══ SOURCE DATA ══

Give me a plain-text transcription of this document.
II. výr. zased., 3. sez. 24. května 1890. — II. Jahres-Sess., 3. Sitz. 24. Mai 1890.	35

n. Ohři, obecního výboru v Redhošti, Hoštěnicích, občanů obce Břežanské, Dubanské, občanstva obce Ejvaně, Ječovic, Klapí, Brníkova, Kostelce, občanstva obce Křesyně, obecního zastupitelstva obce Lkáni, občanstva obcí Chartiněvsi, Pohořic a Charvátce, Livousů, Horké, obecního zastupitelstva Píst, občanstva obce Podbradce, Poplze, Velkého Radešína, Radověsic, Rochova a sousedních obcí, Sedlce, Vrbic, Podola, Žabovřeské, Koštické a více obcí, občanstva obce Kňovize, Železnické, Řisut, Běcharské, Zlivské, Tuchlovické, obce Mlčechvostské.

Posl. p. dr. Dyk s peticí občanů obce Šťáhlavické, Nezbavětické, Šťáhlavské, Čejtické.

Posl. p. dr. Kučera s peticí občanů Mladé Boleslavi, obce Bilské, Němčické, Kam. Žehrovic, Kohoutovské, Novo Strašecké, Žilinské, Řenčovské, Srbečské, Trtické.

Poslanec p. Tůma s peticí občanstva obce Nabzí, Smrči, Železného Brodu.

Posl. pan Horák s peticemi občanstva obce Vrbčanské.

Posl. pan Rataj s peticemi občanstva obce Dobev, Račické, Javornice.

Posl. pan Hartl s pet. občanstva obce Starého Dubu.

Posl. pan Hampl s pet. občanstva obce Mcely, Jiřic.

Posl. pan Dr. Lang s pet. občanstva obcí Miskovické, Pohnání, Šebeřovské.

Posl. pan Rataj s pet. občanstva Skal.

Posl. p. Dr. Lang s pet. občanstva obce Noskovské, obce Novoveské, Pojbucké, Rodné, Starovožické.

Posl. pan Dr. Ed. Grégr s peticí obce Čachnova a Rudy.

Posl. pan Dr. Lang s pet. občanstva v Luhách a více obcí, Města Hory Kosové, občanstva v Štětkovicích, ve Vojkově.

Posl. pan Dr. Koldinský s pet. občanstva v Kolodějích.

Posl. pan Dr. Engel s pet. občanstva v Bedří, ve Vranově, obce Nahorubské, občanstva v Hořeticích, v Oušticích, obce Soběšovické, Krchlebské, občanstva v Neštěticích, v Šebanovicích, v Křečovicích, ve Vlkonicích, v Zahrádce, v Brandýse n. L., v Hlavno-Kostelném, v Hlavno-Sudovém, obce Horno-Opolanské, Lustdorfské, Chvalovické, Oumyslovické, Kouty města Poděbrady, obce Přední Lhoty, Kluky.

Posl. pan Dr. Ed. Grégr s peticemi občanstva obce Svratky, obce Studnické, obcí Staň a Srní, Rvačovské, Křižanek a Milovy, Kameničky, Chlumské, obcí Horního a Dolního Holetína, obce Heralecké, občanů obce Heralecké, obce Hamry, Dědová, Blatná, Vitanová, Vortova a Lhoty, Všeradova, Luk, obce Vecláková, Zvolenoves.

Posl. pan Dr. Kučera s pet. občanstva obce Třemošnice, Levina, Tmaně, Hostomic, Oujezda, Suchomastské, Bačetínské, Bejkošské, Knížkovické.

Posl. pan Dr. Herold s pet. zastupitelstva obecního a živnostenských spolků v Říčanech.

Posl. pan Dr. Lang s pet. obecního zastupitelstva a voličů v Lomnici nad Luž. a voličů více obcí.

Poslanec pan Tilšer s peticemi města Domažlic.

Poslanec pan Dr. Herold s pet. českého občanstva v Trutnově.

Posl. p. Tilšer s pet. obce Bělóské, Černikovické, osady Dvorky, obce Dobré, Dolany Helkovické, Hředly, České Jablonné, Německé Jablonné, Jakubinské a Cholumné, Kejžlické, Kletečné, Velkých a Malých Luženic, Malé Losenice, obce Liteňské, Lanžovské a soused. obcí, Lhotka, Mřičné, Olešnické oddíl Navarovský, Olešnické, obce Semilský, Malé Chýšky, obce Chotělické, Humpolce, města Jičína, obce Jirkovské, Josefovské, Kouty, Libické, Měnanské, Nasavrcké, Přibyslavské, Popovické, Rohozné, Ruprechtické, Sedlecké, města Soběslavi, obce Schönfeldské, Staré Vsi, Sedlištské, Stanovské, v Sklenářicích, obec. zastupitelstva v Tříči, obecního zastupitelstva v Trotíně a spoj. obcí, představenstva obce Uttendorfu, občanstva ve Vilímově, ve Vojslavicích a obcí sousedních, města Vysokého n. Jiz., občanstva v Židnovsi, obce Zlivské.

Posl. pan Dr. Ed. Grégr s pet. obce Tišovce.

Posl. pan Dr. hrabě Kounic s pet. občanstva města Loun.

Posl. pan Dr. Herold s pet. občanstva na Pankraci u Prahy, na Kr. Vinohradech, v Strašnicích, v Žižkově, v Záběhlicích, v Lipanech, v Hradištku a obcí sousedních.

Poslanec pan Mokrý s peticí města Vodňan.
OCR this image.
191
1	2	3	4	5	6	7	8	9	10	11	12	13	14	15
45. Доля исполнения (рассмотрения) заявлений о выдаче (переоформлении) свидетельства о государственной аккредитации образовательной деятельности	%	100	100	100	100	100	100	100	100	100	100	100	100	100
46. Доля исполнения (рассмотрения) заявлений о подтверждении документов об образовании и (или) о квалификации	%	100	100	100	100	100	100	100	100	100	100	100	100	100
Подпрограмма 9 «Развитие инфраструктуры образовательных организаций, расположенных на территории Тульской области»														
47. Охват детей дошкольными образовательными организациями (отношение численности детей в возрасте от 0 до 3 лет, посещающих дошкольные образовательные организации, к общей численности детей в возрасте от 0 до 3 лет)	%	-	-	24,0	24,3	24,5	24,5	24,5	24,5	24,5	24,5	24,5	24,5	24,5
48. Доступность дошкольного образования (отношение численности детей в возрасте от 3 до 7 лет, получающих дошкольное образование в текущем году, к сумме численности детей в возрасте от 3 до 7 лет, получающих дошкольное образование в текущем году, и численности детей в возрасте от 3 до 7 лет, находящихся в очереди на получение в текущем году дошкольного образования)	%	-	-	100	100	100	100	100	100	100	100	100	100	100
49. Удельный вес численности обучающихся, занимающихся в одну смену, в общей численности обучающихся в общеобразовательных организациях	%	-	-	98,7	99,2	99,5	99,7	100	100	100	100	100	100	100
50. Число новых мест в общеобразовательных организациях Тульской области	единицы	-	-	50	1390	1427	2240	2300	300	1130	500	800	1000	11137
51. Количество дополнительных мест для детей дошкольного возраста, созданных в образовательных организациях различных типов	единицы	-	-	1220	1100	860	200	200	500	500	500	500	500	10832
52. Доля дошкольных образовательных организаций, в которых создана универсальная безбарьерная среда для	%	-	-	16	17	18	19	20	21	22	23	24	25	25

═══

* PROBLEM DETAILS *
Write out the complete set of records exactly as given.

* EXERCISE RESPONSE *
Give me a plain-text transcription of this document.
II. výr. zased., 3. sez. 24. května 1890. — II. Jahres-Sess., 3. Sitz. 24. Mai 1890.	35

n. Ohři, obecního výboru v Redhošti, Hoštěnicích, občanů obce Břežanské, Dubanské, občanstva obce Ejvaně, Ječovic, Klapí, Brníkova, Kostelce, občanstva obce Křesyně, obecního zastupitelstva obce Lkáni, občanstva obcí Chartiněvsi, Pohořic a Charvátce, Livousů, Horké, obecního zastupitelstva Píst, občanstva obce Podbradce, Poplze, Velkého Radešína, Radověsic, Rochova a sousedních obcí, Sedlce, Vrbic, Podola, Žabovřeské, Koštické a více obcí, občanstva obce Kňovize, Železnické, Řisut, Běcharské, Zlivské, Tuchlovické, obce Mlčechvostské.

Posl. p. dr. Dyk s peticí občanů obce Šťáhlavické, Nezbavětické, Šťáhlavské, Čejtické.

Posl. p. dr. Kučera s peticí občanů Mladé Boleslavi, obce Bilské, Němčické, Kam. Žehrovic, Kohoutovské, Novo Strašecké, Žilinské, Řenčovské, Srbečské, Trtické.

Poslanec p. Tůma s peticí občanstva obce Nabzí, Smrči, Železného Brodu.

Posl. pan Horák s peticemi občanstva obce Vrbčanské.

Posl. pan Rataj s peticemi občanstva obce Dobev, Račické, Javornice.

Posl. pan Hartl s pet. občanstva obce Starého Dubu.

Posl. pan Hampl s pet. občanstva obce Mcely, Jiřic.

Posl. pan Dr. Lang s pet. občanstva obcí Miskovické, Pohnání, Šebeřovské.

Posl. pan Rataj s pet. občanstva Skal.

Posl. p. Dr. Lang s pet. občanstva obce Noskovské, obce Novoveské, Pojbucké, Rodné, Starovožické.

Posl. pan Dr. Ed. Grégr s peticí obce Čachnova a Rudy.

Posl. pan Dr. Lang s pet. občanstva v Luhách a více obcí, Města Hory Kosové, občanstva v Štětkovicích, ve Vojkově.

Posl. pan Dr. Koldinský s pet. občanstva v Kolodějích.

Posl. pan Dr. Engel s pet. občanstva v Bedří, ve Vranově, obce Nahorubské, občanstva v Hořeticích, v Oušticích, obce Soběšovické, Krchlebské, občanstva v Neštěticích, v Šebanovicích, v Křečovicích, ve Vlkonicích, v Zahrádce, v Brandýse n. L., v Hlavno-Kostelném, v Hlavno-Sudovém, obce Horno-Opolanské, Lustdorfské, Chvalovické, Oumyslovické, Kouty města Poděbrady, obce Přední Lhoty, Kluky.

Posl. pan Dr. Ed. Grégr s peticemi občanstva obce Svratky, obce Studnické, obcí Staň a Srní, Rvačovské, Křižanek a Milovy, Kameničky, Chlumské, obcí Horního a Dolního Holetína, obce Heralecké, občanů obce Heralecké, obce Hamry, Dědová, Blatná, Vitanová, Vortova a Lhoty, Všeradova, Luk, obce Vecláková, Zvolenoves.

Posl. pan Dr. Kučera s pet. občanstva obce Třemošnice, Levina, Tmaně, Hostomic, Oujezda, Suchomastské, Bačetínské, Bejkošské, Knížkovické.

Posl. pan Dr. Herold s pet. zastupitelstva obecního a živnostenských spolků v Říčanech.

Posl. pan Dr. Lang s pet. obecního zastupitelstva a voličů v Lomnici nad Luž. a voličů více obcí.

Poslanec pan Tilšer s peticemi města Domažlic.

Poslanec pan Dr. Herold s pet. českého občanstva v Trutnově.

Posl. p. Tilšer s pet. obce Bělóské, Černikovické, osady Dvorky, obce Dobré, Dolany Helkovické, Hředly, České Jablonné, Německé Jablonné, Jakubinské a Cholumné, Kejžlické, Kletečné, Velkých a Malých Luženic, Malé Losenice, obce Liteňské, Lanžovské a soused. obcí, Lhotka, Mřičné, Olešnické oddíl Navarovský, Olešnické, obce Semilský, Malé Chýšky, obce Chotělické, Humpolce, města Jičína, obce Jirkovské, Josefovské, Kouty, Libické, Měnanské, Nasavrcké, Přibyslavské, Popovické, Rohozné, Ruprechtické, Sedlecké, města Soběslavi, obce Schönfeldské, Staré Vsi, Sedlištské, Stanovské, v Sklenářicích, obec. zastupitelstva v Tříči, obecního zastupitelstva v Trotíně a spoj. obcí, představenstva obce Uttendorfu, občanstva ve Vilímově, ve Vojslavicích a obcí sousedních, města Vysokého n. Jiz., občanstva v Židnovsi, obce Zlivské.

Posl. pan Dr. Ed. Grégr s pet. obce Tišovce.

Posl. pan Dr. hrabě Kounic s pet. občanstva města Loun.

Posl. pan Dr. Herold s pet. občanstva na Pankraci u Prahy, na Kr. Vinohradech, v Strašnicích, v Žižkově, v Záběhlicích, v Lipanech, v Hradištku a obcí sousedních.

Poslanec pan Mokrý s peticí města Vodňan.
OCR this image.
191
1	2	3	4	5	6	7	8	9	10	11	12	13	14	15
45. Доля исполнения (рассмотрения) заявлений о выдаче (переоформлении) свидетельства о государственной аккредитации образовательной деятельности	%	100	100	100	100	100	100	100	100	100	100	100	100	100
46. Доля исполнения (рассмотрения) заявлений о подтверждении документов об образовании и (или) о квалификации	%	100	100	100	100	100	100	100	100	100	100	100	100	100
Подпрограмма 9 «Развитие инфраструктуры образовательных организаций, расположенных на территории Тульской области»														
47. Охват детей дошкольными образовательными организациями (отношение численности детей в возрасте от 0 до 3 лет, посещающих дошкольные образовательные организации, к общей численности детей в возрасте от 0 до 3 лет)	%	-	-	24,0	24,3	24,5	24,5	24,5	24,5	24,5	24,5	24,5	24,5	24,5
48. Доступность дошкольного образования (отношение численности детей в возрасте от 3 до 7 лет, получающих дошкольное образование в текущем году, к сумме численности детей в возрасте от 3 до 7 лет, получающих дошкольное образование в текущем году, и численности детей в возрасте от 3 до 7 лет, находящихся в очереди на получение в текущем году дошкольного образования)	%	-	-	100	100	100	100	100	100	100	100	100	100	100
49. Удельный вес численности обучающихся, занимающихся в одну смену, в общей численности обучающихся в общеобразовательных организациях	%	-	-	98,7	99,2	99,5	99,7	100	100	100	100	100	100	100
50. Число новых мест в общеобразовательных организациях Тульской области	единицы	-	-	50	1390	1427	2240	2300	300	1130	500	800	1000	11137
51. Количество дополнительных мест для детей дошкольного возраста, созданных в образовательных организациях различных типов	единицы	-	-	1220	1100	860	200	200	500	500	500	500	500	10832
52. Доля дошкольных образовательных организаций, в которых создана универсальная безбарьерная среда для	%	-	-	16	17	18	19	20	21	22	23	24	25	25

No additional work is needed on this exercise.